== INSTRUCTIONS FOR THE TASK ==
Copy out the data below as written; omit any images.

== EXTRACTED INFORMATION ==
━━━━━━━━

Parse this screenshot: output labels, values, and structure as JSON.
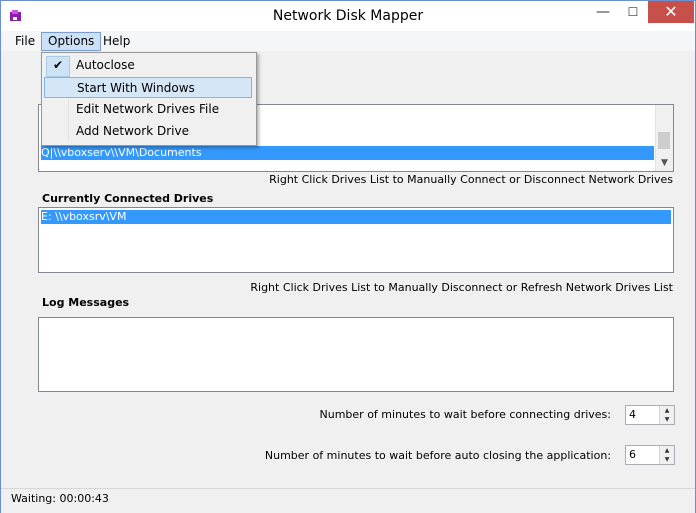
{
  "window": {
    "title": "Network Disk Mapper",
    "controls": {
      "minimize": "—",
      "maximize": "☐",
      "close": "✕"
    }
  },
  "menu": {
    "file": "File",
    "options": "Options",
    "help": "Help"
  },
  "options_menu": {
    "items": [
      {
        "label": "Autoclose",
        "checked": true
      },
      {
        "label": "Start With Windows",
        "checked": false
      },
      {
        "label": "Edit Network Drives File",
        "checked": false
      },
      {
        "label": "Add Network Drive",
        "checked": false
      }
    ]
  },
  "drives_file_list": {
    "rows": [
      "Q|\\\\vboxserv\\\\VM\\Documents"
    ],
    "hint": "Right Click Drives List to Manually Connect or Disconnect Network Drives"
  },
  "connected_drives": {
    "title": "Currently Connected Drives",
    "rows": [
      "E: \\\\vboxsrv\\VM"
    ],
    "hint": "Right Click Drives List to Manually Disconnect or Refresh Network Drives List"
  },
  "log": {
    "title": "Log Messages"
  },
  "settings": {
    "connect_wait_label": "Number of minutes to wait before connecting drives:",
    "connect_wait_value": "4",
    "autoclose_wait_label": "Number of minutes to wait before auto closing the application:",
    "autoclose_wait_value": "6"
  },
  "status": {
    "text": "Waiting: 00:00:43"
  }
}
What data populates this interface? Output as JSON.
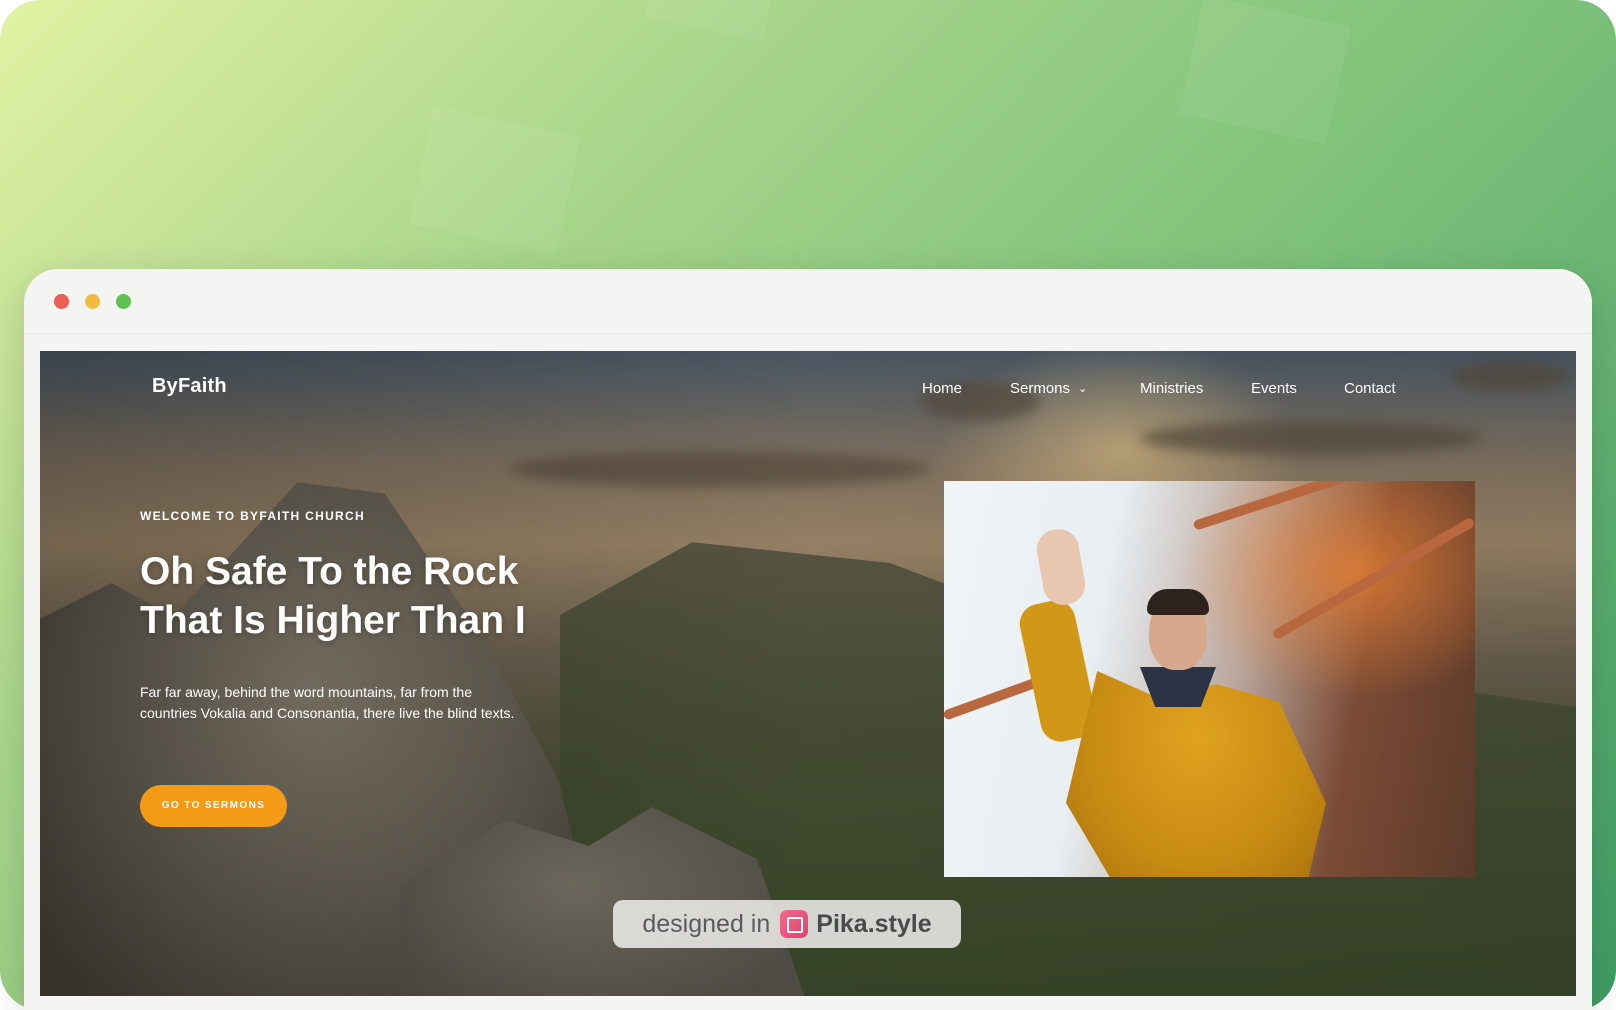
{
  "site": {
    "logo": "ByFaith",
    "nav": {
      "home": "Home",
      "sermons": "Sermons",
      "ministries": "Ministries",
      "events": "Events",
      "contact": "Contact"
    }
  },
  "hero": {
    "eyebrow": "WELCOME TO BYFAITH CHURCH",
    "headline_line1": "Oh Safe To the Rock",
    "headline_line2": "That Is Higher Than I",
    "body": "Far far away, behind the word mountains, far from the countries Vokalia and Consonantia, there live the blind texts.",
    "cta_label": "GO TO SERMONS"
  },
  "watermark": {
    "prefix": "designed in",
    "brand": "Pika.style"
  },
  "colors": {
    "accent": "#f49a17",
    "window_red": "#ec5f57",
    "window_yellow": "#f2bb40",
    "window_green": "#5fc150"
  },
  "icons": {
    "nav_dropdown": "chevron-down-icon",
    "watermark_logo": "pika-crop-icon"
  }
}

━━━━━━━━

== ANSWER ==
Parse this screenshot: output labels, values, and structure as JSON.
{
  "window": {
    "title": "Network Disk Mapper",
    "controls": {
      "minimize": "—",
      "maximize": "☐",
      "close": "✕"
    }
  },
  "menu": {
    "file": "File",
    "options": "Options",
    "help": "Help"
  },
  "options_menu": {
    "items": [
      {
        "label": "Autoclose",
        "checked": true
      },
      {
        "label": "Start With Windows",
        "checked": false
      },
      {
        "label": "Edit Network Drives File",
        "checked": false
      },
      {
        "label": "Add Network Drive",
        "checked": false
      }
    ]
  },
  "drives_file_list": {
    "rows": [
      "Q|\\\\vboxserv\\\\VM\\Documents"
    ],
    "hint": "Right Click Drives List to Manually Connect or Disconnect Network Drives"
  },
  "connected_drives": {
    "title": "Currently Connected Drives",
    "rows": [
      "E: \\\\vboxsrv\\VM"
    ],
    "hint": "Right Click Drives List to Manually Disconnect or Refresh Network Drives List"
  },
  "log": {
    "title": "Log Messages"
  },
  "settings": {
    "connect_wait_label": "Number of minutes to wait before connecting drives:",
    "connect_wait_value": "4",
    "autoclose_wait_label": "Number of minutes to wait before auto closing the application:",
    "autoclose_wait_value": "6"
  },
  "status": {
    "text": "Waiting: 00:00:43"
  }
}
What data populates this interface? Output as JSON.
{
  "site": {
    "logo": "ByFaith",
    "nav": {
      "home": "Home",
      "sermons": "Sermons",
      "ministries": "Ministries",
      "events": "Events",
      "contact": "Contact"
    }
  },
  "hero": {
    "eyebrow": "WELCOME TO BYFAITH CHURCH",
    "headline_line1": "Oh Safe To the Rock",
    "headline_line2": "That Is Higher Than I",
    "body": "Far far away, behind the word mountains, far from the countries Vokalia and Consonantia, there live the blind texts.",
    "cta_label": "GO TO SERMONS"
  },
  "watermark": {
    "prefix": "designed in",
    "brand": "Pika.style"
  },
  "colors": {
    "accent": "#f49a17",
    "window_red": "#ec5f57",
    "window_yellow": "#f2bb40",
    "window_green": "#5fc150"
  },
  "icons": {
    "nav_dropdown": "chevron-down-icon",
    "watermark_logo": "pika-crop-icon"
  }
}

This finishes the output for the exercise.